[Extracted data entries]
------------------------------------------------------------------------

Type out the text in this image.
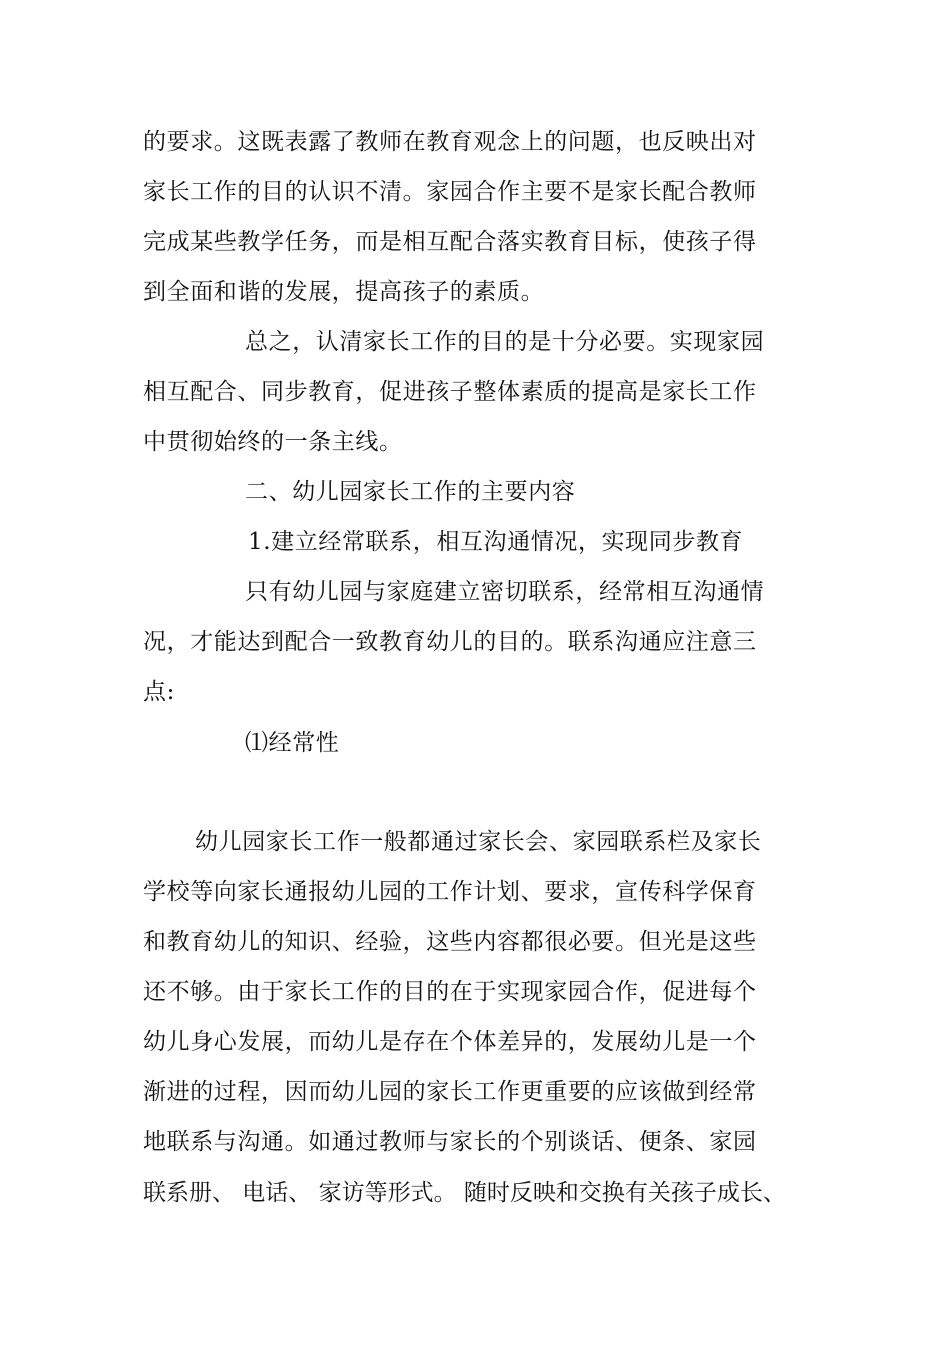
的要求。这既表露了教师在教育观念上的问题，也反映出对
家长工作的目的认识不清。家园合作主要不是家长配合教师
完成某些教学任务，而是相互配合落实教育目标，使孩子得
到全面和谐的发展，提高孩子的素质。
总之，认清家长工作的目的是十分必要。实现家园
相互配合、同步教育，促进孩子整体素质的提高是家长工作
中贯彻始终的一条主线。
二、幼儿园家长工作的主要内容
1.建立经常联系，相互沟通情况，实现同步教育
只有幼儿园与家庭建立密切联系，经常相互沟通情
况，才能达到配合一致教育幼儿的目的。联系沟通应注意三
点:
⑴经常性
幼儿园家长工作一般都通过家长会、家园联系栏及家长
学校等向家长通报幼儿园的工作计划、要求，宣传科学保育
和教育幼儿的知识、经验，这些内容都很必要。但光是这些
还不够。由于家长工作的目的在于实现家园合作，促进每个
幼儿身心发展，而幼儿是存在个体差异的，发展幼儿是一个
渐进的过程，因而幼儿园的家长工作更重要的应该做到经常
地联系与沟通。如通过教师与家长的个别谈话、便条、家园
联系册、 电话、 家访等形式。 随时反映和交换有关孩子成长、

------------------------------------------------------------------------

▶ _What to work on_: Print each entry shown above with exact wording and no pictures.

▶ _Reply_:
Type out the text in this image.
的要求。这既表露了教师在教育观念上的问题，也反映出对
家长工作的目的认识不清。家园合作主要不是家长配合教师
完成某些教学任务，而是相互配合落实教育目标，使孩子得
到全面和谐的发展，提高孩子的素质。
总之，认清家长工作的目的是十分必要。实现家园
相互配合、同步教育，促进孩子整体素质的提高是家长工作
中贯彻始终的一条主线。
二、幼儿园家长工作的主要内容
1.建立经常联系，相互沟通情况，实现同步教育
只有幼儿园与家庭建立密切联系，经常相互沟通情
况，才能达到配合一致教育幼儿的目的。联系沟通应注意三
点:
⑴经常性
幼儿园家长工作一般都通过家长会、家园联系栏及家长
学校等向家长通报幼儿园的工作计划、要求，宣传科学保育
和教育幼儿的知识、经验，这些内容都很必要。但光是这些
还不够。由于家长工作的目的在于实现家园合作，促进每个
幼儿身心发展，而幼儿是存在个体差异的，发展幼儿是一个
渐进的过程，因而幼儿园的家长工作更重要的应该做到经常
地联系与沟通。如通过教师与家长的个别谈话、便条、家园
联系册、 电话、 家访等形式。 随时反映和交换有关孩子成长、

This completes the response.